### [STATED EXERCISE]
Copy every line, leaving nothing out and adding nothing.

Data entries
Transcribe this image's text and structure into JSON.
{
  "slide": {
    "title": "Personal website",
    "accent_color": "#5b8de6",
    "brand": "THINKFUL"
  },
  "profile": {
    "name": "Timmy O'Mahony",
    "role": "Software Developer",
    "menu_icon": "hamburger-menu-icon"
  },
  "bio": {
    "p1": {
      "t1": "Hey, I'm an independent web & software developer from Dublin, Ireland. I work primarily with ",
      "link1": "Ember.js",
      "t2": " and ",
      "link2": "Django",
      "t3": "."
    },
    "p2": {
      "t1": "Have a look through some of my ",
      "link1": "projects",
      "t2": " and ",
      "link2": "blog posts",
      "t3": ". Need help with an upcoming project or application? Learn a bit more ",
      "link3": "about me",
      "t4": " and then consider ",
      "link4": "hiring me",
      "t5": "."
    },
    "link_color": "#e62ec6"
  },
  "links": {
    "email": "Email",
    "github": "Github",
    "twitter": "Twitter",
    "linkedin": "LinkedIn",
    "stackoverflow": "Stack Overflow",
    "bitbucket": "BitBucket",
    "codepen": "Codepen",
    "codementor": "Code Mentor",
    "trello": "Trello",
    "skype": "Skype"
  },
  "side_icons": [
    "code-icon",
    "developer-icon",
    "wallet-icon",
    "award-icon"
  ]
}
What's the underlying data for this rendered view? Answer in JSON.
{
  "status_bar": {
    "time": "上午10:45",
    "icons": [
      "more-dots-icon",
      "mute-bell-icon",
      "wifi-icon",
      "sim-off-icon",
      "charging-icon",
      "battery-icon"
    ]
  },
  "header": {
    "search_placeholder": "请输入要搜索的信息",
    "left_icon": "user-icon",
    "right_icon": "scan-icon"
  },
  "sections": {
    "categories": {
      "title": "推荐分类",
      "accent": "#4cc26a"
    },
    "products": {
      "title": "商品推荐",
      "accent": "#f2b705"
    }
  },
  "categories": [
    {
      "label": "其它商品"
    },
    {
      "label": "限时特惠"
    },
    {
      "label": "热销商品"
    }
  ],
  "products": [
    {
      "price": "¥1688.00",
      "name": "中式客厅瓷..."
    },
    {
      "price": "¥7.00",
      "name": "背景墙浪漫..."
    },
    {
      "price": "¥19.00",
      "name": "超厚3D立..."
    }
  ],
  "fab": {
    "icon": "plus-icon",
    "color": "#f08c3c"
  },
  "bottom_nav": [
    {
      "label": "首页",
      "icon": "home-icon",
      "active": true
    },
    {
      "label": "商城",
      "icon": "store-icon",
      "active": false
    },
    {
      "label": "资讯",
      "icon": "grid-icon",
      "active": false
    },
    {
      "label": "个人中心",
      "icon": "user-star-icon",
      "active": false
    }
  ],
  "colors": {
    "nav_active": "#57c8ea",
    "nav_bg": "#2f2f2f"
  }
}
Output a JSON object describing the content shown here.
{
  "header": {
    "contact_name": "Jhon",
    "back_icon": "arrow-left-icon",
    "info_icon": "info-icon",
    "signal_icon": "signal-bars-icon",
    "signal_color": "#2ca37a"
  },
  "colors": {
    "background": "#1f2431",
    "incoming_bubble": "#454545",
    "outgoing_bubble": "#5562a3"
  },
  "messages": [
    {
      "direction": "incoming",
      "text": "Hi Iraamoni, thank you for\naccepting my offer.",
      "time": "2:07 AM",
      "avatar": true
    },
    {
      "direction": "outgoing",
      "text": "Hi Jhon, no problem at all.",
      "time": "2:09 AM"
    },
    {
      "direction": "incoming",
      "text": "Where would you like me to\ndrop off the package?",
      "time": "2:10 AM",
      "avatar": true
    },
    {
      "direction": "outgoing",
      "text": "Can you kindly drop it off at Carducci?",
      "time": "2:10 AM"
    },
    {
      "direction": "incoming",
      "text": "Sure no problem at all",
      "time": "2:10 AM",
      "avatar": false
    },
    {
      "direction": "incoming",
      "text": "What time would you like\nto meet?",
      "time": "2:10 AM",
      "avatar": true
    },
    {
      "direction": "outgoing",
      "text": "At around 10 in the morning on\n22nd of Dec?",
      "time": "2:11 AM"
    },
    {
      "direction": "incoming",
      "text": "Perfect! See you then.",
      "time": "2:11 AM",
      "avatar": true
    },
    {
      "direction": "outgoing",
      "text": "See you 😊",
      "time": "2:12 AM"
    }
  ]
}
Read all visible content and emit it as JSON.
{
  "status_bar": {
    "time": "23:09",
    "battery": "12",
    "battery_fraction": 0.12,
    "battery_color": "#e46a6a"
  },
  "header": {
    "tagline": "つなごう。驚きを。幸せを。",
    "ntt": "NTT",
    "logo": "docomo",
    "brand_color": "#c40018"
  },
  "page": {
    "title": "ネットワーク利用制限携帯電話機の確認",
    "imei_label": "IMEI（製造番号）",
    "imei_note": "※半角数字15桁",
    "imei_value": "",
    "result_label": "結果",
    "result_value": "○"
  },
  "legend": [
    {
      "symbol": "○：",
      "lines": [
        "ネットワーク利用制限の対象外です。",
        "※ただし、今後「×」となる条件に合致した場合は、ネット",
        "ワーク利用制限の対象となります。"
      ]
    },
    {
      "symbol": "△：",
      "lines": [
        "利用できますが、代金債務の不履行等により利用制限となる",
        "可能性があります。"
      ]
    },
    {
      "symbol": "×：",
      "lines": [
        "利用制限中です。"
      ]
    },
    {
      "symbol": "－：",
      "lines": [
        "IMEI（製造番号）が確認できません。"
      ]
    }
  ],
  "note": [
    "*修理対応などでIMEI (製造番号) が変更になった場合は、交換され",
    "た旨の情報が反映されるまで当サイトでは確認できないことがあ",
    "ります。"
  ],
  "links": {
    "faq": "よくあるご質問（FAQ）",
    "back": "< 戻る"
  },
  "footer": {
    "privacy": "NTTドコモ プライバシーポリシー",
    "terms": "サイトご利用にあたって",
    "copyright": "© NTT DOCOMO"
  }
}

### [SOLUTION FOR THIS TASK]
Transcribe this image's text and structure into JSON.
{
  "slide": {
    "title": "Personal website",
    "accent_color": "#5b8de6",
    "brand": "THINKFUL"
  },
  "profile": {
    "name": "Timmy O'Mahony",
    "role": "Software Developer",
    "menu_icon": "hamburger-menu-icon"
  },
  "bio": {
    "p1": {
      "t1": "Hey, I'm an independent web & software developer from Dublin, Ireland. I work primarily with ",
      "link1": "Ember.js",
      "t2": " and ",
      "link2": "Django",
      "t3": "."
    },
    "p2": {
      "t1": "Have a look through some of my ",
      "link1": "projects",
      "t2": " and ",
      "link2": "blog posts",
      "t3": ". Need help with an upcoming project or application? Learn a bit more ",
      "link3": "about me",
      "t4": " and then consider ",
      "link4": "hiring me",
      "t5": "."
    },
    "link_color": "#e62ec6"
  },
  "links": {
    "email": "Email",
    "github": "Github",
    "twitter": "Twitter",
    "linkedin": "LinkedIn",
    "stackoverflow": "Stack Overflow",
    "bitbucket": "BitBucket",
    "codepen": "Codepen",
    "codementor": "Code Mentor",
    "trello": "Trello",
    "skype": "Skype"
  },
  "side_icons": [
    "code-icon",
    "developer-icon",
    "wallet-icon",
    "award-icon"
  ]
}
What's the underlying data for this rendered view? Answer in JSON.
{
  "status_bar": {
    "time": "上午10:45",
    "icons": [
      "more-dots-icon",
      "mute-bell-icon",
      "wifi-icon",
      "sim-off-icon",
      "charging-icon",
      "battery-icon"
    ]
  },
  "header": {
    "search_placeholder": "请输入要搜索的信息",
    "left_icon": "user-icon",
    "right_icon": "scan-icon"
  },
  "sections": {
    "categories": {
      "title": "推荐分类",
      "accent": "#4cc26a"
    },
    "products": {
      "title": "商品推荐",
      "accent": "#f2b705"
    }
  },
  "categories": [
    {
      "label": "其它商品"
    },
    {
      "label": "限时特惠"
    },
    {
      "label": "热销商品"
    }
  ],
  "products": [
    {
      "price": "¥1688.00",
      "name": "中式客厅瓷..."
    },
    {
      "price": "¥7.00",
      "name": "背景墙浪漫..."
    },
    {
      "price": "¥19.00",
      "name": "超厚3D立..."
    }
  ],
  "fab": {
    "icon": "plus-icon",
    "color": "#f08c3c"
  },
  "bottom_nav": [
    {
      "label": "首页",
      "icon": "home-icon",
      "active": true
    },
    {
      "label": "商城",
      "icon": "store-icon",
      "active": false
    },
    {
      "label": "资讯",
      "icon": "grid-icon",
      "active": false
    },
    {
      "label": "个人中心",
      "icon": "user-star-icon",
      "active": false
    }
  ],
  "colors": {
    "nav_active": "#57c8ea",
    "nav_bg": "#2f2f2f"
  }
}
Output a JSON object describing the content shown here.
{
  "header": {
    "contact_name": "Jhon",
    "back_icon": "arrow-left-icon",
    "info_icon": "info-icon",
    "signal_icon": "signal-bars-icon",
    "signal_color": "#2ca37a"
  },
  "colors": {
    "background": "#1f2431",
    "incoming_bubble": "#454545",
    "outgoing_bubble": "#5562a3"
  },
  "messages": [
    {
      "direction": "incoming",
      "text": "Hi Iraamoni, thank you for\naccepting my offer.",
      "time": "2:07 AM",
      "avatar": true
    },
    {
      "direction": "outgoing",
      "text": "Hi Jhon, no problem at all.",
      "time": "2:09 AM"
    },
    {
      "direction": "incoming",
      "text": "Where would you like me to\ndrop off the package?",
      "time": "2:10 AM",
      "avatar": true
    },
    {
      "direction": "outgoing",
      "text": "Can you kindly drop it off at Carducci?",
      "time": "2:10 AM"
    },
    {
      "direction": "incoming",
      "text": "Sure no problem at all",
      "time": "2:10 AM",
      "avatar": false
    },
    {
      "direction": "incoming",
      "text": "What time would you like\nto meet?",
      "time": "2:10 AM",
      "avatar": true
    },
    {
      "direction": "outgoing",
      "text": "At around 10 in the morning on\n22nd of Dec?",
      "time": "2:11 AM"
    },
    {
      "direction": "incoming",
      "text": "Perfect! See you then.",
      "time": "2:11 AM",
      "avatar": true
    },
    {
      "direction": "outgoing",
      "text": "See you 😊",
      "time": "2:12 AM"
    }
  ]
}
Read all visible content and emit it as JSON.
{
  "status_bar": {
    "time": "23:09",
    "battery": "12",
    "battery_fraction": 0.12,
    "battery_color": "#e46a6a"
  },
  "header": {
    "tagline": "つなごう。驚きを。幸せを。",
    "ntt": "NTT",
    "logo": "docomo",
    "brand_color": "#c40018"
  },
  "page": {
    "title": "ネットワーク利用制限携帯電話機の確認",
    "imei_label": "IMEI（製造番号）",
    "imei_note": "※半角数字15桁",
    "imei_value": "",
    "result_label": "結果",
    "result_value": "○"
  },
  "legend": [
    {
      "symbol": "○：",
      "lines": [
        "ネットワーク利用制限の対象外です。",
        "※ただし、今後「×」となる条件に合致した場合は、ネット",
        "ワーク利用制限の対象となります。"
      ]
    },
    {
      "symbol": "△：",
      "lines": [
        "利用できますが、代金債務の不履行等により利用制限となる",
        "可能性があります。"
      ]
    },
    {
      "symbol": "×：",
      "lines": [
        "利用制限中です。"
      ]
    },
    {
      "symbol": "－：",
      "lines": [
        "IMEI（製造番号）が確認できません。"
      ]
    }
  ],
  "note": [
    "*修理対応などでIMEI (製造番号) が変更になった場合は、交換され",
    "た旨の情報が反映されるまで当サイトでは確認できないことがあ",
    "ります。"
  ],
  "links": {
    "faq": "よくあるご質問（FAQ）",
    "back": "< 戻る"
  },
  "footer": {
    "privacy": "NTTドコモ プライバシーポリシー",
    "terms": "サイトご利用にあたって",
    "copyright": "© NTT DOCOMO"
  }
}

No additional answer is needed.